• [PROBLEM TO SOLVE] Your task is to copy the listing exactly, with the pictures left out.

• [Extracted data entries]
□ □ □
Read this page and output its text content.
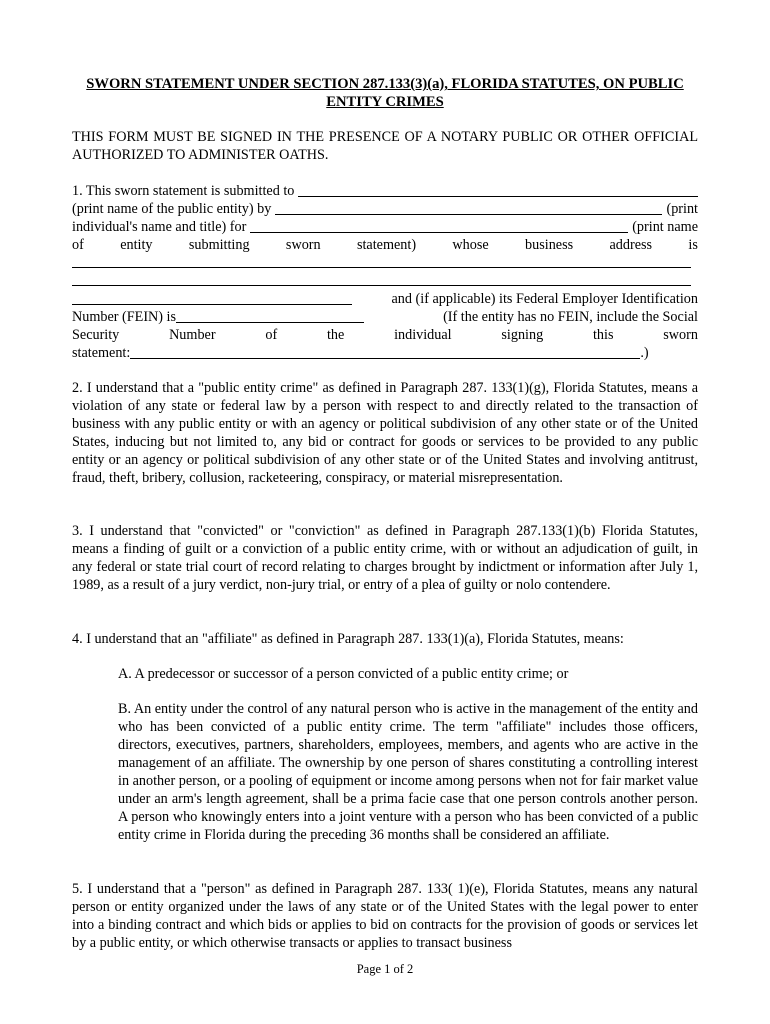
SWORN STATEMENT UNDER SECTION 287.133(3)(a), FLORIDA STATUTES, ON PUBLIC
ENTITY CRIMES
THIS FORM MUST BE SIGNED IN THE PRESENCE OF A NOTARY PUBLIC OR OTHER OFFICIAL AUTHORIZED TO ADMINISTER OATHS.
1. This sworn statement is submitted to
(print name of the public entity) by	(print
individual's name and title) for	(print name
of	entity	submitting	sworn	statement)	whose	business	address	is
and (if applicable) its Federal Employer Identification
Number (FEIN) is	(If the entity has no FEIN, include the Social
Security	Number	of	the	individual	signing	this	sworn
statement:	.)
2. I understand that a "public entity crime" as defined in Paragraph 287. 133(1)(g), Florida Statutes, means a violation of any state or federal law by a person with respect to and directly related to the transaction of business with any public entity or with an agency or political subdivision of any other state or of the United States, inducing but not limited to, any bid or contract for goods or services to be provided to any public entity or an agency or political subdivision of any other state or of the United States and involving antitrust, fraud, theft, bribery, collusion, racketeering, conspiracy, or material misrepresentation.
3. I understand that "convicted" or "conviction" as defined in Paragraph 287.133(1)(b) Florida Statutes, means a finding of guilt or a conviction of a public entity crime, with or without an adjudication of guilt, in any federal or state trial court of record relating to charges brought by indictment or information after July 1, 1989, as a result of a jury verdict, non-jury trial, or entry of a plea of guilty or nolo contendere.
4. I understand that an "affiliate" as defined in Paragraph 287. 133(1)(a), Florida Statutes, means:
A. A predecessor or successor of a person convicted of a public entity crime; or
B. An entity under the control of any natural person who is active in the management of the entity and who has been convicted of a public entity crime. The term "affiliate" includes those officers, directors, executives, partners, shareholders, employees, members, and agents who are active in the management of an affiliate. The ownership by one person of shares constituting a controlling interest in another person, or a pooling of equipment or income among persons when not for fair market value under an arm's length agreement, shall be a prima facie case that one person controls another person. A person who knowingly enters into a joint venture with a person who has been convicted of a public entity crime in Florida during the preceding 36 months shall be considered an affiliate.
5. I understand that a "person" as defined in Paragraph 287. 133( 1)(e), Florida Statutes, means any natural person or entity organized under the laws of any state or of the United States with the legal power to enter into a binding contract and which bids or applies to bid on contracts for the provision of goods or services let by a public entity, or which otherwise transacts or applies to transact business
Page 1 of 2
□ □ □
• [ANSWER TO THIS TASK]
Read this page and output its text content.
SWORN STATEMENT UNDER SECTION 287.133(3)(a), FLORIDA STATUTES, ON PUBLIC
ENTITY CRIMES
THIS FORM MUST BE SIGNED IN THE PRESENCE OF A NOTARY PUBLIC OR OTHER OFFICIAL AUTHORIZED TO ADMINISTER OATHS.
1. This sworn statement is submitted to
(print name of the public entity) by	(print
individual's name and title) for	(print name
of	entity	submitting	sworn	statement)	whose	business	address	is
and (if applicable) its Federal Employer Identification
Number (FEIN) is	(If the entity has no FEIN, include the Social
Security	Number	of	the	individual	signing	this	sworn
statement:	.)
2. I understand that a "public entity crime" as defined in Paragraph 287. 133(1)(g), Florida Statutes, means a violation of any state or federal law by a person with respect to and directly related to the transaction of business with any public entity or with an agency or political subdivision of any other state or of the United States, inducing but not limited to, any bid or contract for goods or services to be provided to any public entity or an agency or political subdivision of any other state or of the United States and involving antitrust, fraud, theft, bribery, collusion, racketeering, conspiracy, or material misrepresentation.
3. I understand that "convicted" or "conviction" as defined in Paragraph 287.133(1)(b) Florida Statutes, means a finding of guilt or a conviction of a public entity crime, with or without an adjudication of guilt, in any federal or state trial court of record relating to charges brought by indictment or information after July 1, 1989, as a result of a jury verdict, non-jury trial, or entry of a plea of guilty or nolo contendere.
4. I understand that an "affiliate" as defined in Paragraph 287. 133(1)(a), Florida Statutes, means:
A. A predecessor or successor of a person convicted of a public entity crime; or
B. An entity under the control of any natural person who is active in the management of the entity and who has been convicted of a public entity crime. The term "affiliate" includes those officers, directors, executives, partners, shareholders, employees, members, and agents who are active in the management of an affiliate. The ownership by one person of shares constituting a controlling interest in another person, or a pooling of equipment or income among persons when not for fair market value under an arm's length agreement, shall be a prima facie case that one person controls another person. A person who knowingly enters into a joint venture with a person who has been convicted of a public entity crime in Florida during the preceding 36 months shall be considered an affiliate.
5. I understand that a "person" as defined in Paragraph 287. 133( 1)(e), Florida Statutes, means any natural person or entity organized under the laws of any state or of the United States with the legal power to enter into a binding contract and which bids or applies to bid on contracts for the provision of goods or services let by a public entity, or which otherwise transacts or applies to transact business
Page 1 of 2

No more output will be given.